TASK DESCRIPTION:
Reproduce each record below exactly as written.

RECORDS SHOWN:
# # # #
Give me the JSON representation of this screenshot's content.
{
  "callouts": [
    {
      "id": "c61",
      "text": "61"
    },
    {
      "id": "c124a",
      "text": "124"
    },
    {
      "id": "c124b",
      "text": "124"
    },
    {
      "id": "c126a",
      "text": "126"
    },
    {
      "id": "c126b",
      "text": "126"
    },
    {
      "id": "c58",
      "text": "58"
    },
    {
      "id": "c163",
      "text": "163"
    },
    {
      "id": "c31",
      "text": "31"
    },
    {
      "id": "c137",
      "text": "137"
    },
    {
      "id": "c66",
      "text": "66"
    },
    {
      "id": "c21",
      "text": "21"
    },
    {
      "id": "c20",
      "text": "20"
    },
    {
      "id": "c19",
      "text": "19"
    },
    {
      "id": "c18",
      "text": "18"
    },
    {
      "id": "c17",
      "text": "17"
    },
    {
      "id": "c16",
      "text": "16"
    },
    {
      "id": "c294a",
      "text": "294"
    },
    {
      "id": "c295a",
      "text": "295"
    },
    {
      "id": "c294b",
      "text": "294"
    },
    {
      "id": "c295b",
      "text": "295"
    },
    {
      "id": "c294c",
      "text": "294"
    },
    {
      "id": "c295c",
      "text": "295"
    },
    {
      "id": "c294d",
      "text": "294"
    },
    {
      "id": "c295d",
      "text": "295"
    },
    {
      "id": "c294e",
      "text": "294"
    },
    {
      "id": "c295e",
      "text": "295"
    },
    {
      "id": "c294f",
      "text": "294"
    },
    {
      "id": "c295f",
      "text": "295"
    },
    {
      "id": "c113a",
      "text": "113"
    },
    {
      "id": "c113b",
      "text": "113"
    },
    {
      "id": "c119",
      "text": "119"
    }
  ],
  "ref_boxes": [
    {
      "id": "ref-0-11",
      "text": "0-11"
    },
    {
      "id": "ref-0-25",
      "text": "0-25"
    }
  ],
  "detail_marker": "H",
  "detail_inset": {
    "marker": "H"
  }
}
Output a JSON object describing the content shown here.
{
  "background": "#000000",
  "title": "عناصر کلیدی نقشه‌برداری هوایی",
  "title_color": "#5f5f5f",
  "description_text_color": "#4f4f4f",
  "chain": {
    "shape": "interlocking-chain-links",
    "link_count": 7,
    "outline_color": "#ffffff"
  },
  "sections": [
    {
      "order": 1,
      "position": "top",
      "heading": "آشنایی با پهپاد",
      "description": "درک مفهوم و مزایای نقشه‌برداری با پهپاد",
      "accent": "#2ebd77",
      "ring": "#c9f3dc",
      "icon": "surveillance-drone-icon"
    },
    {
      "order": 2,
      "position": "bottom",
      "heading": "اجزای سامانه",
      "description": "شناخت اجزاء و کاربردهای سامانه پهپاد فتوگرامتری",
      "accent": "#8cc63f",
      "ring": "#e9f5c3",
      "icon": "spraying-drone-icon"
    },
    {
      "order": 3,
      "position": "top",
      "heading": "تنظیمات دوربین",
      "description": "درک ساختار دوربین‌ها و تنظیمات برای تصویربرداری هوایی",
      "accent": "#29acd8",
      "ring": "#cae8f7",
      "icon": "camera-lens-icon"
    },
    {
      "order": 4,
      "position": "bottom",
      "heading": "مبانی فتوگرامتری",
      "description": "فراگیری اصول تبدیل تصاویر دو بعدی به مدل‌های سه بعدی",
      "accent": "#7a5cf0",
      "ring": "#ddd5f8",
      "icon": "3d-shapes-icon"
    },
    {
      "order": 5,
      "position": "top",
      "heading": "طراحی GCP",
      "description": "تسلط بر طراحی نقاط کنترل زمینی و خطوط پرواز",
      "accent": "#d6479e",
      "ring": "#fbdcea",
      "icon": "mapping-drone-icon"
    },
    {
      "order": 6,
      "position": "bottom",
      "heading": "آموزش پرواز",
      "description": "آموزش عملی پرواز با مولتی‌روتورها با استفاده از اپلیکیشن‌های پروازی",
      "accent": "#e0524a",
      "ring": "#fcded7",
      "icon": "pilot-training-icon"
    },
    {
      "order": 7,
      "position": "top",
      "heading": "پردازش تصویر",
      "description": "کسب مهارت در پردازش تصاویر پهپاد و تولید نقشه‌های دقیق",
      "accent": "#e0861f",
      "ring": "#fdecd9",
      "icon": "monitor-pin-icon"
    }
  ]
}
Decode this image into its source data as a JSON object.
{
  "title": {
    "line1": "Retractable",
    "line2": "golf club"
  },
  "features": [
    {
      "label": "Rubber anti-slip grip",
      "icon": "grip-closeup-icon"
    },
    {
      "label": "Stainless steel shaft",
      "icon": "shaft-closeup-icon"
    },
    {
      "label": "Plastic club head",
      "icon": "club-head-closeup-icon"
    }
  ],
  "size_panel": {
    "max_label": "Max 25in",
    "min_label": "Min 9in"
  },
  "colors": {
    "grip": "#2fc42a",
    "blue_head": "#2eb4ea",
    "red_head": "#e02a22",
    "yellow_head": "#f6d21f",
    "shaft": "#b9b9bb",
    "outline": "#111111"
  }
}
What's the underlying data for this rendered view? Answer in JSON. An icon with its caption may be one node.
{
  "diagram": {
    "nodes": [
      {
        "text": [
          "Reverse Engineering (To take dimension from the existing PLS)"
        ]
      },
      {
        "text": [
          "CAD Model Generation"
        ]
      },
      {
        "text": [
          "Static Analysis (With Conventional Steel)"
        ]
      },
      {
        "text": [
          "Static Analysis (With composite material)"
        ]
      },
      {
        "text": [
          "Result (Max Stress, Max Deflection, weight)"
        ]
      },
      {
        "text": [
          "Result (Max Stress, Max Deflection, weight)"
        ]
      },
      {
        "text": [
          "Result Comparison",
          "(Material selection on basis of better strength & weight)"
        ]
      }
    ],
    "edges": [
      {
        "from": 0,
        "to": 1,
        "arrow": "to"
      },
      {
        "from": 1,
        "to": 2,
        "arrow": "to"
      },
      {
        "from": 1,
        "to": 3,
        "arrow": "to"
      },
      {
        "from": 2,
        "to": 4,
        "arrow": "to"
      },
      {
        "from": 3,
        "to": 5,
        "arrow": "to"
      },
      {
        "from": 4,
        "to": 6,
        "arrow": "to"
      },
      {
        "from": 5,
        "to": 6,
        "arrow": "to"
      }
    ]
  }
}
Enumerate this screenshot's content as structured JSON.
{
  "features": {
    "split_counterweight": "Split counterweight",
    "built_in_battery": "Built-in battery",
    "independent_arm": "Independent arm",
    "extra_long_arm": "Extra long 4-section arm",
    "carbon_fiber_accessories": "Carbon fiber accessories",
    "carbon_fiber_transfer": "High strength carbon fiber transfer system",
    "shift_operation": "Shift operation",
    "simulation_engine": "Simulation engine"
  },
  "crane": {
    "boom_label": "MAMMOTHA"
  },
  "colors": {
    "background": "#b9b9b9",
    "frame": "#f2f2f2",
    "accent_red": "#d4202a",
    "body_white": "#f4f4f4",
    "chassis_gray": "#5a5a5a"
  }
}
# # # #
FINAL RESULT:
Give me the JSON representation of this screenshot's content.
{
  "callouts": [
    {
      "id": "c61",
      "text": "61"
    },
    {
      "id": "c124a",
      "text": "124"
    },
    {
      "id": "c124b",
      "text": "124"
    },
    {
      "id": "c126a",
      "text": "126"
    },
    {
      "id": "c126b",
      "text": "126"
    },
    {
      "id": "c58",
      "text": "58"
    },
    {
      "id": "c163",
      "text": "163"
    },
    {
      "id": "c31",
      "text": "31"
    },
    {
      "id": "c137",
      "text": "137"
    },
    {
      "id": "c66",
      "text": "66"
    },
    {
      "id": "c21",
      "text": "21"
    },
    {
      "id": "c20",
      "text": "20"
    },
    {
      "id": "c19",
      "text": "19"
    },
    {
      "id": "c18",
      "text": "18"
    },
    {
      "id": "c17",
      "text": "17"
    },
    {
      "id": "c16",
      "text": "16"
    },
    {
      "id": "c294a",
      "text": "294"
    },
    {
      "id": "c295a",
      "text": "295"
    },
    {
      "id": "c294b",
      "text": "294"
    },
    {
      "id": "c295b",
      "text": "295"
    },
    {
      "id": "c294c",
      "text": "294"
    },
    {
      "id": "c295c",
      "text": "295"
    },
    {
      "id": "c294d",
      "text": "294"
    },
    {
      "id": "c295d",
      "text": "295"
    },
    {
      "id": "c294e",
      "text": "294"
    },
    {
      "id": "c295e",
      "text": "295"
    },
    {
      "id": "c294f",
      "text": "294"
    },
    {
      "id": "c295f",
      "text": "295"
    },
    {
      "id": "c113a",
      "text": "113"
    },
    {
      "id": "c113b",
      "text": "113"
    },
    {
      "id": "c119",
      "text": "119"
    }
  ],
  "ref_boxes": [
    {
      "id": "ref-0-11",
      "text": "0-11"
    },
    {
      "id": "ref-0-25",
      "text": "0-25"
    }
  ],
  "detail_marker": "H",
  "detail_inset": {
    "marker": "H"
  }
}
Output a JSON object describing the content shown here.
{
  "background": "#000000",
  "title": "عناصر کلیدی نقشه‌برداری هوایی",
  "title_color": "#5f5f5f",
  "description_text_color": "#4f4f4f",
  "chain": {
    "shape": "interlocking-chain-links",
    "link_count": 7,
    "outline_color": "#ffffff"
  },
  "sections": [
    {
      "order": 1,
      "position": "top",
      "heading": "آشنایی با پهپاد",
      "description": "درک مفهوم و مزایای نقشه‌برداری با پهپاد",
      "accent": "#2ebd77",
      "ring": "#c9f3dc",
      "icon": "surveillance-drone-icon"
    },
    {
      "order": 2,
      "position": "bottom",
      "heading": "اجزای سامانه",
      "description": "شناخت اجزاء و کاربردهای سامانه پهپاد فتوگرامتری",
      "accent": "#8cc63f",
      "ring": "#e9f5c3",
      "icon": "spraying-drone-icon"
    },
    {
      "order": 3,
      "position": "top",
      "heading": "تنظیمات دوربین",
      "description": "درک ساختار دوربین‌ها و تنظیمات برای تصویربرداری هوایی",
      "accent": "#29acd8",
      "ring": "#cae8f7",
      "icon": "camera-lens-icon"
    },
    {
      "order": 4,
      "position": "bottom",
      "heading": "مبانی فتوگرامتری",
      "description": "فراگیری اصول تبدیل تصاویر دو بعدی به مدل‌های سه بعدی",
      "accent": "#7a5cf0",
      "ring": "#ddd5f8",
      "icon": "3d-shapes-icon"
    },
    {
      "order": 5,
      "position": "top",
      "heading": "طراحی GCP",
      "description": "تسلط بر طراحی نقاط کنترل زمینی و خطوط پرواز",
      "accent": "#d6479e",
      "ring": "#fbdcea",
      "icon": "mapping-drone-icon"
    },
    {
      "order": 6,
      "position": "bottom",
      "heading": "آموزش پرواز",
      "description": "آموزش عملی پرواز با مولتی‌روتورها با استفاده از اپلیکیشن‌های پروازی",
      "accent": "#e0524a",
      "ring": "#fcded7",
      "icon": "pilot-training-icon"
    },
    {
      "order": 7,
      "position": "top",
      "heading": "پردازش تصویر",
      "description": "کسب مهارت در پردازش تصاویر پهپاد و تولید نقشه‌های دقیق",
      "accent": "#e0861f",
      "ring": "#fdecd9",
      "icon": "monitor-pin-icon"
    }
  ]
}
Decode this image into its source data as a JSON object.
{
  "title": {
    "line1": "Retractable",
    "line2": "golf club"
  },
  "features": [
    {
      "label": "Rubber anti-slip grip",
      "icon": "grip-closeup-icon"
    },
    {
      "label": "Stainless steel shaft",
      "icon": "shaft-closeup-icon"
    },
    {
      "label": "Plastic club head",
      "icon": "club-head-closeup-icon"
    }
  ],
  "size_panel": {
    "max_label": "Max 25in",
    "min_label": "Min 9in"
  },
  "colors": {
    "grip": "#2fc42a",
    "blue_head": "#2eb4ea",
    "red_head": "#e02a22",
    "yellow_head": "#f6d21f",
    "shaft": "#b9b9bb",
    "outline": "#111111"
  }
}
What's the underlying data for this rendered view? Answer in JSON. An icon with its caption may be one node.
{
  "diagram": {
    "nodes": [
      {
        "text": [
          "Reverse Engineering (To take dimension from the existing PLS)"
        ]
      },
      {
        "text": [
          "CAD Model Generation"
        ]
      },
      {
        "text": [
          "Static Analysis (With Conventional Steel)"
        ]
      },
      {
        "text": [
          "Static Analysis (With composite material)"
        ]
      },
      {
        "text": [
          "Result (Max Stress, Max Deflection, weight)"
        ]
      },
      {
        "text": [
          "Result (Max Stress, Max Deflection, weight)"
        ]
      },
      {
        "text": [
          "Result Comparison",
          "(Material selection on basis of better strength & weight)"
        ]
      }
    ],
    "edges": [
      {
        "from": 0,
        "to": 1,
        "arrow": "to"
      },
      {
        "from": 1,
        "to": 2,
        "arrow": "to"
      },
      {
        "from": 1,
        "to": 3,
        "arrow": "to"
      },
      {
        "from": 2,
        "to": 4,
        "arrow": "to"
      },
      {
        "from": 3,
        "to": 5,
        "arrow": "to"
      },
      {
        "from": 4,
        "to": 6,
        "arrow": "to"
      },
      {
        "from": 5,
        "to": 6,
        "arrow": "to"
      }
    ]
  }
}
Enumerate this screenshot's content as structured JSON.
{
  "features": {
    "split_counterweight": "Split counterweight",
    "built_in_battery": "Built-in battery",
    "independent_arm": "Independent arm",
    "extra_long_arm": "Extra long 4-section arm",
    "carbon_fiber_accessories": "Carbon fiber accessories",
    "carbon_fiber_transfer": "High strength carbon fiber transfer system",
    "shift_operation": "Shift operation",
    "simulation_engine": "Simulation engine"
  },
  "crane": {
    "boom_label": "MAMMOTHA"
  },
  "colors": {
    "background": "#b9b9b9",
    "frame": "#f2f2f2",
    "accent_red": "#d4202a",
    "body_white": "#f4f4f4",
    "chassis_gray": "#5a5a5a"
  }
}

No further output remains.